抜粋 –
----------------
〈本文理解〉

出典は正宗白鳥『入江のほとり』。大正四年の発表である。前書きに、「辰男は地方の旧家の三男で、成人した後も実家に残り、小学校の代用教員をしている。兄の栄一は東京で暮らしている」とある。以下、あらすじ(場面と心情)をたどる。便宜的に、いくつかのパートに分けておいた。

 

(帰省) 栄一は、俥夫の提灯を先に、突如に暗い土間へ入ってきた。家の者は、ぞろぞろ出てきて一ところに集まった。が、辰男一人は椅子から身動きもしなかった。英文に心を打込んでいた。縁談は、ろくに話し進まぬうちに立消えになった。彼れは二三日妄想に悩んだだけで、元の彼れに返って、テーブルに釘づけのようになっていられた。以前二三度英語雑誌へ投書したが、掲載されなかったので、今はそんな望みを絶って、自作の英文は絹糸で綴じた帳簿に綺麗に書留めておくに止めている。自分ながら文章は次第に巧みになっているような気がする。

 

(就寝) 妹と母とは、階下から夜具を運んで、次の室へ兄の寝床をのべた。間もなく栄一が上がってきたが、辰男の方をちょっと振返ったばかりで、次の室へ入って襖を締めた。…階下が寝静まってしばらくたって、栄一は部屋に漲った煙草の煙を外に出して、灯火も消して寝床についた。堅い寝床が身体に馴染まなくてますます寝づらかった。「辰はまだ寝ないのか。灯火が邪魔になっていけないな」。四年目で耳に触れた兄の声は、相変らず「尖っていた」(傍線部(1))。辰男はその声を聞くと同時に、ペンを筆筒に収めて、ランプも吹消した。
----------------
保存済みデータセット項目 –
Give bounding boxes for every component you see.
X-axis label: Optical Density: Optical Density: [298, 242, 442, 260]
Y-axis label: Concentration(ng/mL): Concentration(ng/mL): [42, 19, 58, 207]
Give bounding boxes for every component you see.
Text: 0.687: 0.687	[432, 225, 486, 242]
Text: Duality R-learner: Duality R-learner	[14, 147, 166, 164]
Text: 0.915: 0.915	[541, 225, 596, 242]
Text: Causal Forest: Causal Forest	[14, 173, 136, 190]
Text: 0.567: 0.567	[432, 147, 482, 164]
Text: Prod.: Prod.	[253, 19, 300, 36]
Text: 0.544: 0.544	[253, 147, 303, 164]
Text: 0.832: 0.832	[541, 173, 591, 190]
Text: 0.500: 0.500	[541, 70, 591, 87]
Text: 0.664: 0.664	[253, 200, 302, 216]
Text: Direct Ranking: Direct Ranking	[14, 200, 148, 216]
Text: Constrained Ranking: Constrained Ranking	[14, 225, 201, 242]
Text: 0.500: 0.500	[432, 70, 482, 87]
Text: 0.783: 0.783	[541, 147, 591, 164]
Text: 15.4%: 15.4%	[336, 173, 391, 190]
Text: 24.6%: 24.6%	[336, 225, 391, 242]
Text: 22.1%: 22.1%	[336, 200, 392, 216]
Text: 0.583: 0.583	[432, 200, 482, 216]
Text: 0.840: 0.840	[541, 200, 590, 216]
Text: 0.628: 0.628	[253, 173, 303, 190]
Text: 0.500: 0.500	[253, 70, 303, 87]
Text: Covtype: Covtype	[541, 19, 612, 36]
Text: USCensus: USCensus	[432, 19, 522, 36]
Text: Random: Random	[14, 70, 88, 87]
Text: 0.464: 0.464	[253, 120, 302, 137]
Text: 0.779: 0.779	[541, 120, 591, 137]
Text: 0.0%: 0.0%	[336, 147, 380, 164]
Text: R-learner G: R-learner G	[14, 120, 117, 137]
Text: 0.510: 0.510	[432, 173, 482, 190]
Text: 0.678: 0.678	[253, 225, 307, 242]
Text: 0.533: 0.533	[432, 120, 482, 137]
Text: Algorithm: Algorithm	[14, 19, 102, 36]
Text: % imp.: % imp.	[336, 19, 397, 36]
----------------
課題の指示 –
本文のうち、「(帰省) 栄一は、俥夫の提灯」を含む箇所から書き始め、「に収めて、ランプも吹消した。」で終わる部分までを一字も変えずに書き写してください。 上記の記録は、本文とは関係がありません。

回答 –
(帰省) 栄一は、俥夫の提灯を先に、突如に暗い土間へ入ってきた。家の者は、ぞろぞろ出てきて一ところに集まった。が、辰男一人は椅子から身動きもしなかった。英文に心を打込んでいた。縁談は、ろくに話し進まぬうちに立消えになった。彼れは二三日妄想に悩んだだけで、元の彼れに返って、テーブルに釘づけのようになっていられた。以前二三度英語雑誌へ投書したが、掲載されなかったので、今はそんな望みを絶って、自作の英文は絹糸で綴じた帳簿に綺麗に書留めておくに止めている。自分ながら文章は次第に巧みになっているような気がする。

 

(就寝) 妹と母とは、階下から夜具を運んで、次の室へ兄の寝床をのべた。間もなく栄一が上がってきたが、辰男の方をちょっと振返ったばかりで、次の室へ入って襖を締めた。…階下が寝静まってしばらくたって、栄一は部屋に漲った煙草の煙を外に出して、灯火も消して寝床についた。堅い寝床が身体に馴染まなくてますます寝づらかった。「辰はまだ寝ないのか。灯火が邪魔になっていけないな」。四年目で耳に触れた兄の声は、相変らず「尖っていた」(傍線部(1))。辰男はその声を聞くと同時に、ペンを筆筒に収めて、ランプも吹消した。